*WORK TO COMPLETE*.
Your task is to copy every line of the records below that contains "Buatlah".

-=-=-

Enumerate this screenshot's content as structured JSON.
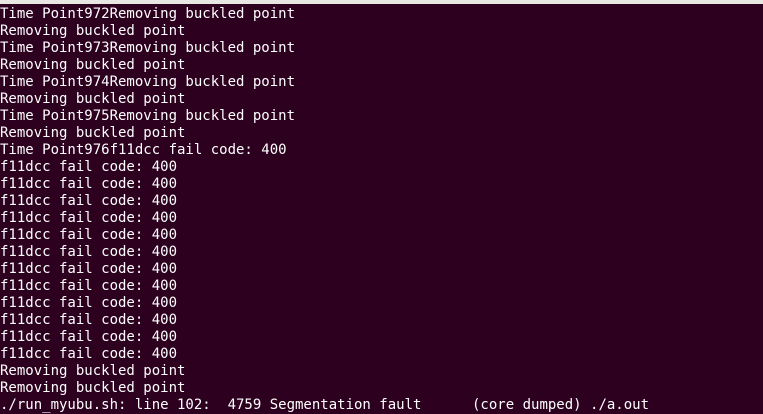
{
  "terminal": {
    "lines": [
      "Time Point972Removing buckled point",
      "Removing buckled point",
      "Time Point973Removing buckled point",
      "Removing buckled point",
      "Time Point974Removing buckled point",
      "Removing buckled point",
      "Time Point975Removing buckled point",
      "Removing buckled point",
      "Time Point976f11dcc fail code: 400",
      "f11dcc fail code: 400",
      "f11dcc fail code: 400",
      "f11dcc fail code: 400",
      "f11dcc fail code: 400",
      "f11dcc fail code: 400",
      "f11dcc fail code: 400",
      "f11dcc fail code: 400",
      "f11dcc fail code: 400",
      "f11dcc fail code: 400",
      "f11dcc fail code: 400",
      "f11dcc fail code: 400",
      "f11dcc fail code: 400",
      "Removing buckled point",
      "Removing buckled point",
      "./run_myubu.sh: line 102:  4759 Segmentation fault      (core dumped) ./a.out"
    ]
  }
}
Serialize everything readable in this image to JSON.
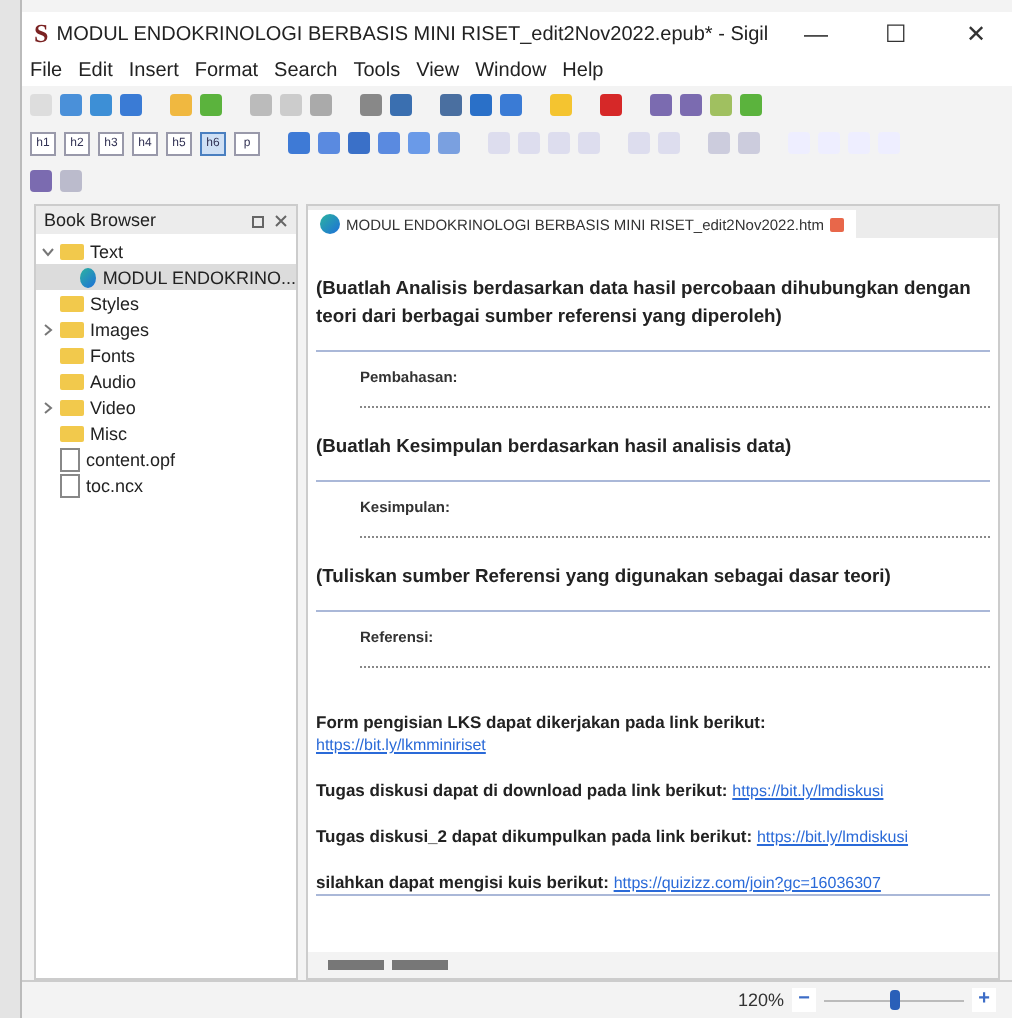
{
  "window": {
    "logo": "S",
    "title": "MODUL ENDOKRINOLOGI BERBASIS MINI RISET_edit2Nov2022.epub* - Sigil",
    "controls": [
      "—",
      "☐",
      "✕"
    ]
  },
  "menu": [
    "File",
    "Edit",
    "Insert",
    "Format",
    "Search",
    "Tools",
    "View",
    "Window",
    "Help"
  ],
  "heading_buttons": [
    {
      "label": "h1",
      "selected": false
    },
    {
      "label": "h2",
      "selected": false
    },
    {
      "label": "h3",
      "selected": false
    },
    {
      "label": "h4",
      "selected": false
    },
    {
      "label": "h5",
      "selected": false
    },
    {
      "label": "h6",
      "selected": true
    },
    {
      "label": "p",
      "selected": false
    }
  ],
  "book_browser": {
    "title": "Book Browser",
    "items": [
      {
        "label": "Text",
        "kind": "folder",
        "expanded": true,
        "children": [
          {
            "label": "MODUL ENDOKRINO...",
            "kind": "page",
            "selected": true
          }
        ]
      },
      {
        "label": "Styles",
        "kind": "folder"
      },
      {
        "label": "Images",
        "kind": "folder",
        "expanded": false
      },
      {
        "label": "Fonts",
        "kind": "folder"
      },
      {
        "label": "Audio",
        "kind": "folder"
      },
      {
        "label": "Video",
        "kind": "folder",
        "expanded": false
      },
      {
        "label": "Misc",
        "kind": "folder"
      },
      {
        "label": "content.opf",
        "kind": "file"
      },
      {
        "label": "toc.ncx",
        "kind": "file"
      }
    ]
  },
  "editor": {
    "tab": "MODUL ENDOKRINOLOGI BERBASIS MINI RISET_edit2Nov2022.htm",
    "blocks": [
      {
        "kind": "heading",
        "text": "(Buatlah Analisis berdasarkan data hasil percobaan dihubungkan dengan teori dari berbagai sumber referensi yang diperoleh)"
      },
      {
        "kind": "rule"
      },
      {
        "kind": "field",
        "text": "Pembahasan:"
      },
      {
        "kind": "heading",
        "text": "(Buatlah Kesimpulan berdasarkan hasil analisis data)"
      },
      {
        "kind": "rule"
      },
      {
        "kind": "field",
        "text": "Kesimpulan:"
      },
      {
        "kind": "heading",
        "text": "(Tuliskan sumber Referensi yang digunakan sebagai dasar teori)"
      },
      {
        "kind": "rule"
      },
      {
        "kind": "field",
        "text": "Referensi:"
      },
      {
        "kind": "stacked",
        "text": "Form pengisian LKS dapat dikerjakan pada link berikut:",
        "link": "https://bit.ly/lkmminiriset"
      },
      {
        "kind": "inline",
        "text": "Tugas diskusi dapat di download pada link berikut:",
        "link": "https://bit.ly/lmdiskusi"
      },
      {
        "kind": "inline",
        "text": "Tugas diskusi_2 dapat dikumpulkan pada link berikut:",
        "link": "https://bit.ly/lmdiskusi"
      },
      {
        "kind": "inline",
        "text": "silahkan dapat mengisi kuis berikut:",
        "link": "https://quizizz.com/join?gc=16036307"
      },
      {
        "kind": "rule"
      }
    ]
  },
  "status_bar": {
    "zoom": "120%",
    "level": 0.5,
    "minus": "−",
    "plus": "+"
  }
}
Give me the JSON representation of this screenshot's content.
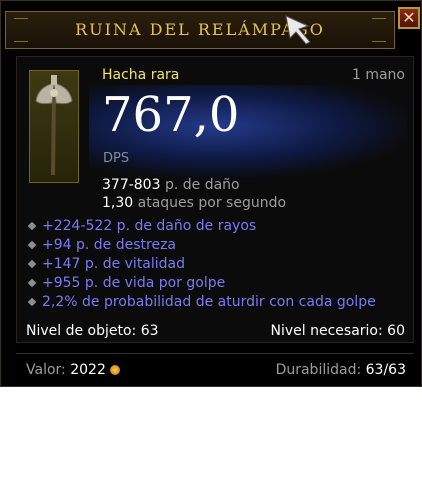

-=-=-

*EXERCISE OUTPUT*.
        "text": "(Buatlah Analisis berdasarkan data hasil percobaan dihubungkan dengan teori dari berbagai sumber referensi yang diperoleh)"
        "text": "(Buatlah Kesimpulan berdasarkan hasil analisis data)"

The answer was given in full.